Written request ->
Work out how many lines in the listing below include the word "获二等奖". Give nothing but the number.

— start The data —

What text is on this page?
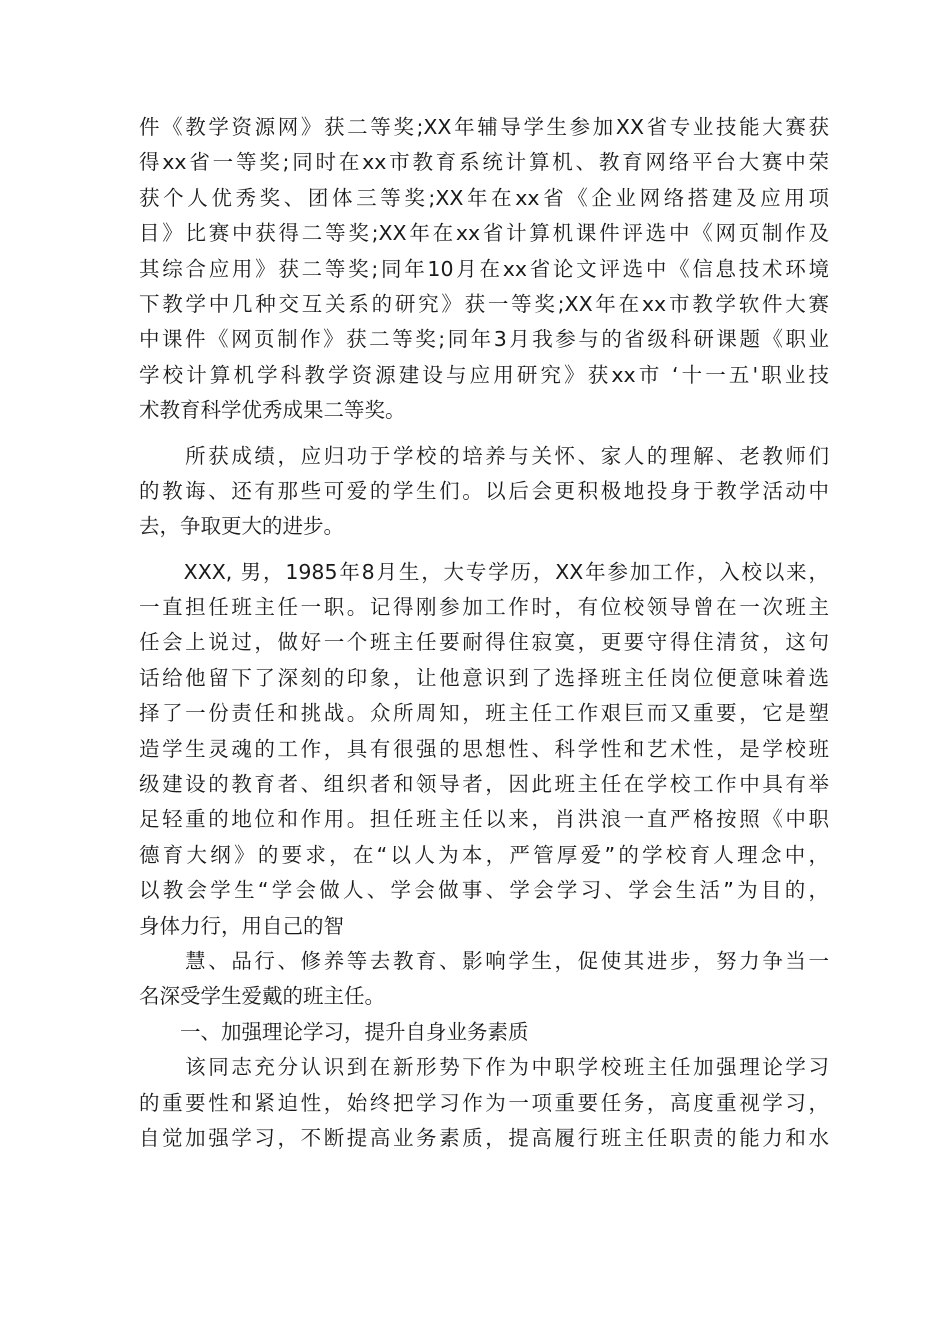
件《教学资源网》获二等奖;XX年辅导学生参加XX省专业技能大赛获
得xx省一等奖;同时在xx市教育系统计算机、教育网络平台大赛中荣
获个人优秀奖、团体三等奖;XX年在xx省《企业网络搭建及应用项
目》比赛中获得二等奖;XX年在xx省计算机课件评选中《网页制作及
其综合应用》获二等奖;同年10月在xx省论文评选中《信息技术环境
下教学中几种交互关系的研究》获一等奖;XX年在xx市教学软件大赛
中课件《网页制作》获二等奖;同年3月我参与的省级科研课题《职业
学校计算机学科教学资源建设与应用研究》获xx市 ‘十一五'职业技
术教育科学优秀成果二等奖。
　　所获成绩，应归功于学校的培养与关怀、家人的理解、老教师们
的教诲、还有那些可爱的学生们。以后会更积极地投身于教学活动中
去，争取更大的进步。
　　XXX, 男，1985年8月生，大专学历，XX年参加工作，入校以来，
一直担任班主任一职。记得刚参加工作时，有位校领导曾在一次班主
任会上说过，做好一个班主任要耐得住寂寞，更要守得住清贫，这句
话给他留下了深刻的印象，让他意识到了选择班主任岗位便意味着选
择了一份责任和挑战。众所周知，班主任工作艰巨而又重要，它是塑
造学生灵魂的工作，具有很强的思想性、科学性和艺术性，是学校班
级建设的教育者、组织者和领导者，因此班主任在学校工作中具有举
足轻重的地位和作用。担任班主任以来，肖洪浪一直严格按照《中职
德育大纲》的要求，在“以人为本，严管厚爱”的学校育人理念中，
以教会学生“学会做人、学会做事、学会学习、学会生活”为目的，
身体力行，用自己的智
　　慧、品行、修养等去教育、影响学生，促使其进步，努力争当一
名深受学生爱戴的班主任。
　　一、加强理论学习，提升自身业务素质
　　该同志充分认识到在新形势下作为中职学校班主任加强理论学习
的重要性和紧迫性，始终把学习作为一项重要任务，高度重视学习，
自觉加强学习，不断提高业务素质，提高履行班主任职责的能力和水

— end The data —

Response to this task ->
3